**What to produce**
From the listing below, extract each entry exactly as written, minus the images.

**Available records**
┄┄┄┄┄┄
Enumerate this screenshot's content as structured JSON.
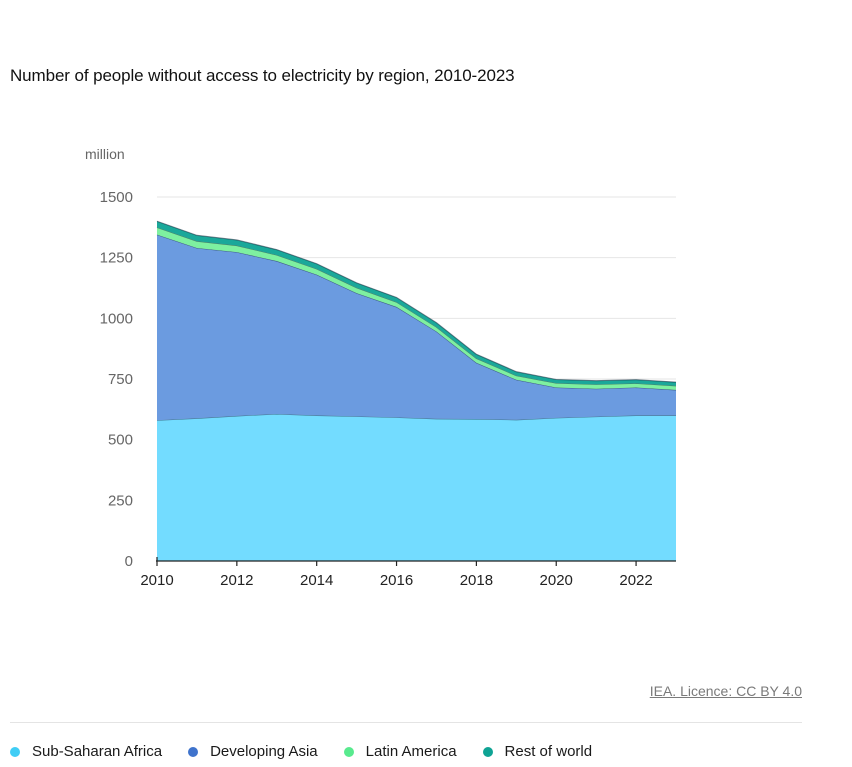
{
  "colors": {
    "sub_saharan_africa": "#73dcff",
    "developing_asia": "#6b9be0",
    "latin_america": "#7ef0a0",
    "rest_of_world": "#1aa89a",
    "legend_ssa": "#40cdf5",
    "legend_asia": "#3f73cc",
    "legend_latam": "#58ea8e",
    "legend_row": "#0fa394"
  },
  "chart_data": {
    "type": "area",
    "stacked": true,
    "title": "Number of people without access to electricity by region, 2010-2023",
    "ylabel": "million",
    "xlabel": "",
    "ylim": [
      0,
      1500
    ],
    "yticks": [
      0,
      250,
      500,
      750,
      1000,
      1250,
      1500
    ],
    "xticks": [
      2010,
      2012,
      2014,
      2016,
      2018,
      2020,
      2022
    ],
    "grid": true,
    "legend_position": "bottom",
    "x": [
      2010,
      2011,
      2012,
      2013,
      2014,
      2015,
      2016,
      2017,
      2018,
      2019,
      2020,
      2021,
      2022,
      2023
    ],
    "series": [
      {
        "name": "Sub-Saharan Africa",
        "values": [
          580,
          588,
          598,
          606,
          600,
          596,
          592,
          586,
          585,
          582,
          590,
          595,
          600,
          600
        ]
      },
      {
        "name": "Developing Asia",
        "values": [
          765,
          702,
          675,
          630,
          580,
          508,
          455,
          360,
          232,
          165,
          125,
          115,
          115,
          105
        ]
      },
      {
        "name": "Latin America",
        "values": [
          30,
          28,
          27,
          25,
          24,
          22,
          20,
          18,
          18,
          17,
          18,
          18,
          17,
          17
        ]
      },
      {
        "name": "Rest of world",
        "values": [
          25,
          24,
          23,
          22,
          21,
          20,
          19,
          18,
          17,
          16,
          15,
          15,
          15,
          15
        ]
      }
    ]
  },
  "credit": "IEA. Licence: CC BY 4.0"
}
┄┄┄┄┄┄
**Output below**
Enumerate this screenshot's content as structured JSON.
{
  "colors": {
    "sub_saharan_africa": "#73dcff",
    "developing_asia": "#6b9be0",
    "latin_america": "#7ef0a0",
    "rest_of_world": "#1aa89a",
    "legend_ssa": "#40cdf5",
    "legend_asia": "#3f73cc",
    "legend_latam": "#58ea8e",
    "legend_row": "#0fa394"
  },
  "chart_data": {
    "type": "area",
    "stacked": true,
    "title": "Number of people without access to electricity by region, 2010-2023",
    "ylabel": "million",
    "xlabel": "",
    "ylim": [
      0,
      1500
    ],
    "yticks": [
      0,
      250,
      500,
      750,
      1000,
      1250,
      1500
    ],
    "xticks": [
      2010,
      2012,
      2014,
      2016,
      2018,
      2020,
      2022
    ],
    "grid": true,
    "legend_position": "bottom",
    "x": [
      2010,
      2011,
      2012,
      2013,
      2014,
      2015,
      2016,
      2017,
      2018,
      2019,
      2020,
      2021,
      2022,
      2023
    ],
    "series": [
      {
        "name": "Sub-Saharan Africa",
        "values": [
          580,
          588,
          598,
          606,
          600,
          596,
          592,
          586,
          585,
          582,
          590,
          595,
          600,
          600
        ]
      },
      {
        "name": "Developing Asia",
        "values": [
          765,
          702,
          675,
          630,
          580,
          508,
          455,
          360,
          232,
          165,
          125,
          115,
          115,
          105
        ]
      },
      {
        "name": "Latin America",
        "values": [
          30,
          28,
          27,
          25,
          24,
          22,
          20,
          18,
          18,
          17,
          18,
          18,
          17,
          17
        ]
      },
      {
        "name": "Rest of world",
        "values": [
          25,
          24,
          23,
          22,
          21,
          20,
          19,
          18,
          17,
          16,
          15,
          15,
          15,
          15
        ]
      }
    ]
  },
  "credit": "IEA. Licence: CC BY 4.0"
}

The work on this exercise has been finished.